• **STATED TASK**
Copy the lines below as they are; omit the images they contain.

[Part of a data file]
···

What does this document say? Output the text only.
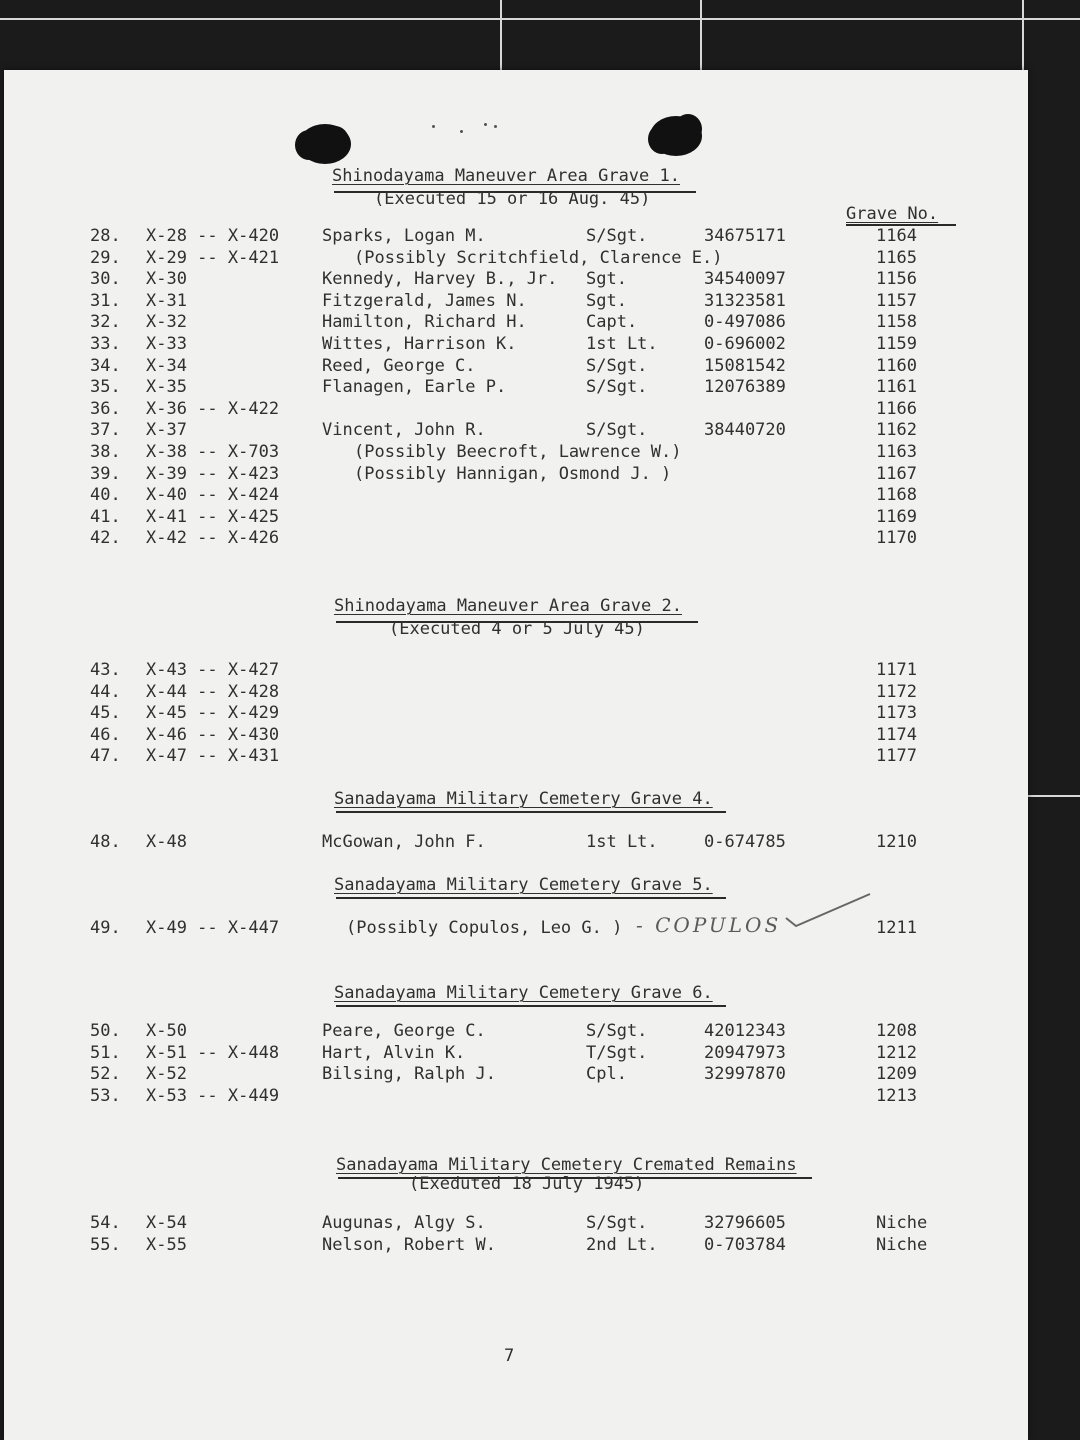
Shinodayama Maneuver Area Grave 1.
(Executed 15 or 16 Aug. 45)
Grave No.
28. X-28 -- X-420	Sparks, Logan M.	S/Sgt.	34675171	1164
29. X-29 -- X-421	(Possibly Scritchfield, Clarence E.)	1165
30. X-30	Kennedy, Harvey B., Jr. Sgt.	34540097	1156
31. X-31	Fitzgerald, James N.	Sgt.	31323581	1157
32. X-32	Hamilton, Richard H.	Capt.	0-497086	1158
33. X-33	Wittes, Harrison K.	1st Lt.	0-696002	1159
34. X-34	Reed, George C.	S/Sgt.	15081542	1160
35. X-35	Flanagen, Earle P.	S/Sgt.	12076389	1161
36. X-36 -- X-422	1166
37. X-37	Vincent, John R.	S/Sgt.	38440720	1162
38. X-38 -- X-703	(Possibly Beecroft, Lawrence W.)	1163
39. X-39 -- X-423	(Possibly Hannigan, Osmond J. )	1167
40. X-40 -- X-424	1168
41. X-41 -- X-425	1169
42. X-42 -- X-426	1170
Shinodayama Maneuver Area Grave 2.
(Executed 4 or 5 July 45)
43. X-43 -- X-427	1171
44. X-44 -- X-428	1172
45. X-45 -- X-429	1173
46. X-46 -- X-430	1174
47. X-47 -- X-431	1177
Sanadayama Military Cemetery Grave 4.
48. X-48	McGowan, John F.	1st Lt.	0-674785	1210
Sanadayama Military Cemetery Grave 5.
49. X-49 -- X-447	(Possibly Copulos, Leo G. )	1211
- COPULOS
Sanadayama Military Cemetery Grave 6.
50. X-50	Peare, George C.	S/Sgt.	42012343	1208
51. X-51 -- X-448	Hart, Alvin K.	T/Sgt.	20947973	1212
52. X-52	Bilsing, Ralph J.	Cpl.	32997870	1209
53. X-53 -- X-449	1213
Sanadayama Military Cemetery Cremated Remains
(Exeduted 18 July 1945)
54. X-54	Augunas, Algy S.	S/Sgt.	32796605	Niche
55. X-55	Nelson, Robert W.	2nd Lt.	0-703784	Niche
7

···

• **EXERCISE SOLUTION**
What does this document say? Output the text only.
Shinodayama Maneuver Area Grave 1.
(Executed 15 or 16 Aug. 45)
Grave No.
28. X-28 -- X-420	Sparks, Logan M.	S/Sgt.	34675171	1164
29. X-29 -- X-421	(Possibly Scritchfield, Clarence E.)	1165
30. X-30	Kennedy, Harvey B., Jr. Sgt.	34540097	1156
31. X-31	Fitzgerald, James N.	Sgt.	31323581	1157
32. X-32	Hamilton, Richard H.	Capt.	0-497086	1158
33. X-33	Wittes, Harrison K.	1st Lt.	0-696002	1159
34. X-34	Reed, George C.	S/Sgt.	15081542	1160
35. X-35	Flanagen, Earle P.	S/Sgt.	12076389	1161
36. X-36 -- X-422	1166
37. X-37	Vincent, John R.	S/Sgt.	38440720	1162
38. X-38 -- X-703	(Possibly Beecroft, Lawrence W.)	1163
39. X-39 -- X-423	(Possibly Hannigan, Osmond J. )	1167
40. X-40 -- X-424	1168
41. X-41 -- X-425	1169
42. X-42 -- X-426	1170
Shinodayama Maneuver Area Grave 2.
(Executed 4 or 5 July 45)
43. X-43 -- X-427	1171
44. X-44 -- X-428	1172
45. X-45 -- X-429	1173
46. X-46 -- X-430	1174
47. X-47 -- X-431	1177
Sanadayama Military Cemetery Grave 4.
48. X-48	McGowan, John F.	1st Lt.	0-674785	1210
Sanadayama Military Cemetery Grave 5.
49. X-49 -- X-447	(Possibly Copulos, Leo G. )	1211
- COPULOS
Sanadayama Military Cemetery Grave 6.
50. X-50	Peare, George C.	S/Sgt.	42012343	1208
51. X-51 -- X-448	Hart, Alvin K.	T/Sgt.	20947973	1212
52. X-52	Bilsing, Ralph J.	Cpl.	32997870	1209
53. X-53 -- X-449	1213
Sanadayama Military Cemetery Cremated Remains
(Exeduted 18 July 1945)
54. X-54	Augunas, Algy S.	S/Sgt.	32796605	Niche
55. X-55	Nelson, Robert W.	2nd Lt.	0-703784	Niche
7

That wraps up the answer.